───── ENTRIES SHOWN ─────

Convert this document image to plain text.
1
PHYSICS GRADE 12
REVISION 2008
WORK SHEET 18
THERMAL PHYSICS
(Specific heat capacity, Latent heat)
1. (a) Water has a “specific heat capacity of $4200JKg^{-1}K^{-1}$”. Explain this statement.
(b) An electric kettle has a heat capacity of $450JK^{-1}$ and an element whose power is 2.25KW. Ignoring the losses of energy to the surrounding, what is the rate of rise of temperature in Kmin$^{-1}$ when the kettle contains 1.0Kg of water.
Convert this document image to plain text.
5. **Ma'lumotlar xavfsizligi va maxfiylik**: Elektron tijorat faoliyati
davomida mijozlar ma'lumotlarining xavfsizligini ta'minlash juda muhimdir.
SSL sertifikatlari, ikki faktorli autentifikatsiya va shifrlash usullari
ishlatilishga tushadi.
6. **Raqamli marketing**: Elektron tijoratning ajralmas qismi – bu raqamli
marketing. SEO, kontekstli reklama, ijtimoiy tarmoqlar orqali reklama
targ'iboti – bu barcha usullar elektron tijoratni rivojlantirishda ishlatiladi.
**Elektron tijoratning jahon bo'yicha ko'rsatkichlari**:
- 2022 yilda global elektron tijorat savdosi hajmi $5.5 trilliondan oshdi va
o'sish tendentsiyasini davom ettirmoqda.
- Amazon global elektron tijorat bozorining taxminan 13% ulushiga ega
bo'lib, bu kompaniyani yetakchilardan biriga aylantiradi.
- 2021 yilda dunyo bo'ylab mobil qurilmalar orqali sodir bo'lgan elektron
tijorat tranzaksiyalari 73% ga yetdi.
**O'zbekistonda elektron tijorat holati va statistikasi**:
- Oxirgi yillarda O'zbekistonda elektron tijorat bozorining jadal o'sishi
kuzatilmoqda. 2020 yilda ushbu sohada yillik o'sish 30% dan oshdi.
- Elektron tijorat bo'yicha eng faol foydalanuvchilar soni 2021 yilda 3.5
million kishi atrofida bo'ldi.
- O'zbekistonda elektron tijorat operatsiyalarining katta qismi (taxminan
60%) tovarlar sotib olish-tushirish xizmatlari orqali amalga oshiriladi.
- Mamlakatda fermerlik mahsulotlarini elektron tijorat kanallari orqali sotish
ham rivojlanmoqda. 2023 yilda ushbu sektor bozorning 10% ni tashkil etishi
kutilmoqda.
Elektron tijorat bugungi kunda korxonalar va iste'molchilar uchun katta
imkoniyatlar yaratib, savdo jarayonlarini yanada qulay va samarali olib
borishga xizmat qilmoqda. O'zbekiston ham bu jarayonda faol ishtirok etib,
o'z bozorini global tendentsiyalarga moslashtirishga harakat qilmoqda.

─────

REQUIRED WORK
The entries above must be returned in full, exactly as shown.

EXERCISE SOLUTION
Convert this document image to plain text.
1
PHYSICS GRADE 12
REVISION 2008
WORK SHEET 18
THERMAL PHYSICS
(Specific heat capacity, Latent heat)
1. (a) Water has a “specific heat capacity of $4200JKg^{-1}K^{-1}$”. Explain this statement.
(b) An electric kettle has a heat capacity of $450JK^{-1}$ and an element whose power is 2.25KW. Ignoring the losses of energy to the surrounding, what is the rate of rise of temperature in Kmin$^{-1}$ when the kettle contains 1.0Kg of water.
Convert this document image to plain text.
5. **Ma'lumotlar xavfsizligi va maxfiylik**: Elektron tijorat faoliyati
davomida mijozlar ma'lumotlarining xavfsizligini ta'minlash juda muhimdir.
SSL sertifikatlari, ikki faktorli autentifikatsiya va shifrlash usullari
ishlatilishga tushadi.
6. **Raqamli marketing**: Elektron tijoratning ajralmas qismi – bu raqamli
marketing. SEO, kontekstli reklama, ijtimoiy tarmoqlar orqali reklama
targ'iboti – bu barcha usullar elektron tijoratni rivojlantirishda ishlatiladi.
**Elektron tijoratning jahon bo'yicha ko'rsatkichlari**:
- 2022 yilda global elektron tijorat savdosi hajmi $5.5 trilliondan oshdi va
o'sish tendentsiyasini davom ettirmoqda.
- Amazon global elektron tijorat bozorining taxminan 13% ulushiga ega
bo'lib, bu kompaniyani yetakchilardan biriga aylantiradi.
- 2021 yilda dunyo bo'ylab mobil qurilmalar orqali sodir bo'lgan elektron
tijorat tranzaksiyalari 73% ga yetdi.
**O'zbekistonda elektron tijorat holati va statistikasi**:
- Oxirgi yillarda O'zbekistonda elektron tijorat bozorining jadal o'sishi
kuzatilmoqda. 2020 yilda ushbu sohada yillik o'sish 30% dan oshdi.
- Elektron tijorat bo'yicha eng faol foydalanuvchilar soni 2021 yilda 3.5
million kishi atrofida bo'ldi.
- O'zbekistonda elektron tijorat operatsiyalarining katta qismi (taxminan
60%) tovarlar sotib olish-tushirish xizmatlari orqali amalga oshiriladi.
- Mamlakatda fermerlik mahsulotlarini elektron tijorat kanallari orqali sotish
ham rivojlanmoqda. 2023 yilda ushbu sektor bozorning 10% ni tashkil etishi
kutilmoqda.
Elektron tijorat bugungi kunda korxonalar va iste'molchilar uchun katta
imkoniyatlar yaratib, savdo jarayonlarini yanada qulay va samarali olib
borishga xizmat qilmoqda. O'zbekiston ham bu jarayonda faol ishtirok etib,
o'z bozorini global tendentsiyalarga moslashtirishga harakat qilmoqda.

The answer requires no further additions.